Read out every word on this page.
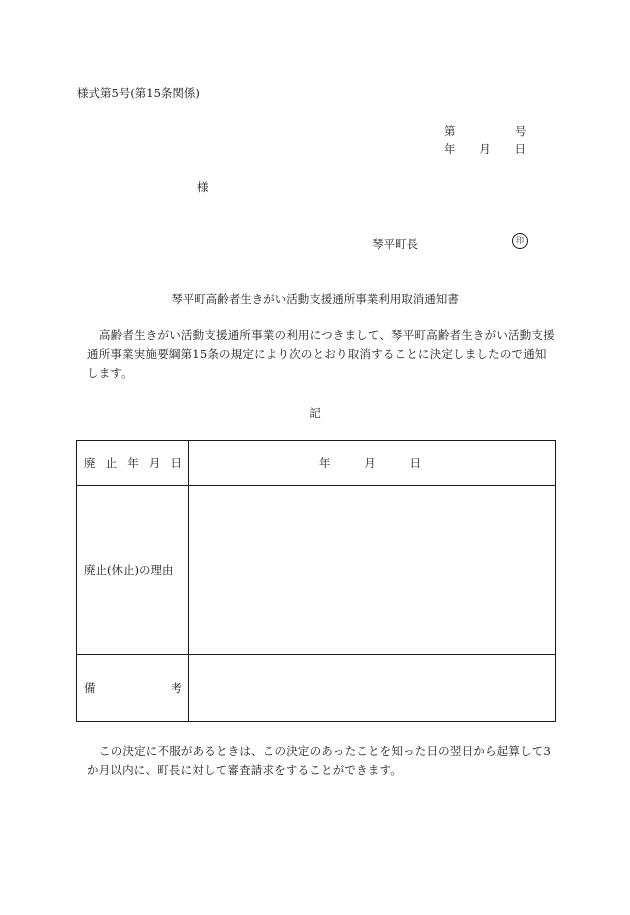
様式第5号(第15条関係)
第	号
年 月 日
様
琴平町長	印
琴平町高齢者生きがい活動支援通所事業利用取消通知書
高齢者生きがい活動支援通所事業の利用につきまして、琴平町高齢者生きがい活動支援通所事業実施要綱第15条の規定により次のとおり取消することに決定しましたので通知します。
記
廃 止 年 月 日	年 月 日

廃止(休止)の理由	

備 考	

この決定に不服があるときは、この決定のあったことを知った日の翌日から起算して3か月以内に、町長に対して審査請求をすることができます。
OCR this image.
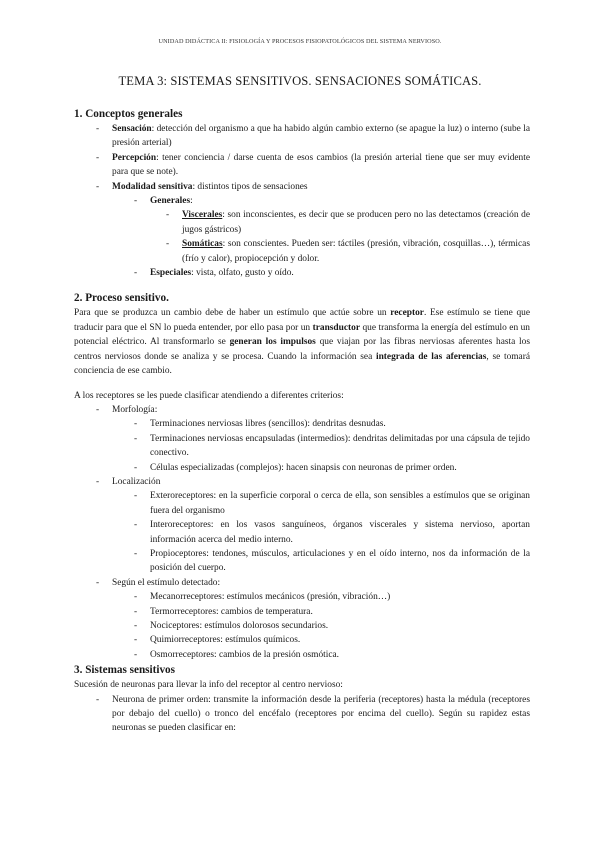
UNIDAD DIDÁCTICA II: FISIOLOGÍA Y PROCESOS FISIOPATOLÓGICOS DEL SISTEMA NERVIOSO.
TEMA 3: SISTEMAS SENSITIVOS. SENSACIONES SOMÁTICAS.
1. Conceptos generales
- Sensación: detección del organismo a que ha habido algún cambio externo (se apague la luz) o interno (sube la presión arterial)
- Percepción: tener conciencia / darse cuenta de esos cambios (la presión arterial tiene que ser muy evidente para que se note).
- Modalidad sensitiva: distintos tipos de sensaciones
- Generales:
- Viscerales: son inconscientes, es decir que se producen pero no las detectamos (creación de jugos gástricos)
- Somáticas: son conscientes. Pueden ser: táctiles (presión, vibración, cosquillas…), térmicas (frío y calor), propiocepción y dolor.
- Especiales: vista, olfato, gusto y oído.
2. Proceso sensitivo.

Para que se produzca un cambio debe de haber un estímulo que actúe sobre un receptor. Ese estímulo se tiene que traducir para que el SN lo pueda entender, por ello pasa por un transductor que transforma la energía del estímulo en un potencial eléctrico. Al transformarlo se generan los impulsos que viajan por las fibras nerviosas aferentes hasta los centros nerviosos donde se analiza y se procesa. Cuando la información sea integrada de las aferencias, se tomará conciencia de ese cambio.

A los receptores se les puede clasificar atendiendo a diferentes criterios:

- Morfología:
- Terminaciones nerviosas libres (sencillos): dendritas desnudas.
- Terminaciones nerviosas encapsuladas (intermedios): dendritas delimitadas por una cápsula de tejido conectivo.
- Células especializadas (complejos): hacen sinapsis con neuronas de primer orden.
- Localización
- Exteroreceptores: en la superficie corporal o cerca de ella, son sensibles a estímulos que se originan fuera del organismo
- Interoreceptores: en los vasos sanguíneos, órganos viscerales y sistema nervioso, aportan información acerca del medio interno.
- Propioceptores: tendones, músculos, articulaciones y en el oído interno, nos da información de la posición del cuerpo.
- Según el estímulo detectado:
- Mecanorreceptores: estímulos mecánicos (presión, vibración…)
- Termorreceptores: cambios de temperatura.
- Nociceptores: estímulos dolorosos secundarios.
- Quimiorreceptores: estímulos químicos.
- Osmorreceptores: cambios de la presión osmótica.
3. Sistemas sensitivos

Sucesión de neuronas para llevar la info del receptor al centro nervioso:

- Neurona de primer orden: transmite la información desde la periferia (receptores) hasta la médula (receptores por debajo del cuello) o tronco del encéfalo (receptores por encima del cuello). Según su rapidez estas neuronas se pueden clasificar en:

|---|

Exercise :: Extract every line containing the string "primer" from the material.

Correct response ::
- Células especializadas (complejos): hacen sinapsis con neuronas de primer orden.
- Neurona de primer orden: transmite la información desde la periferia (receptores) hasta la médula (receptores por debajo del cuello) o tronco del encéfalo (receptores por encima del cuello). Según su rapidez estas neuronas se pueden clasificar en:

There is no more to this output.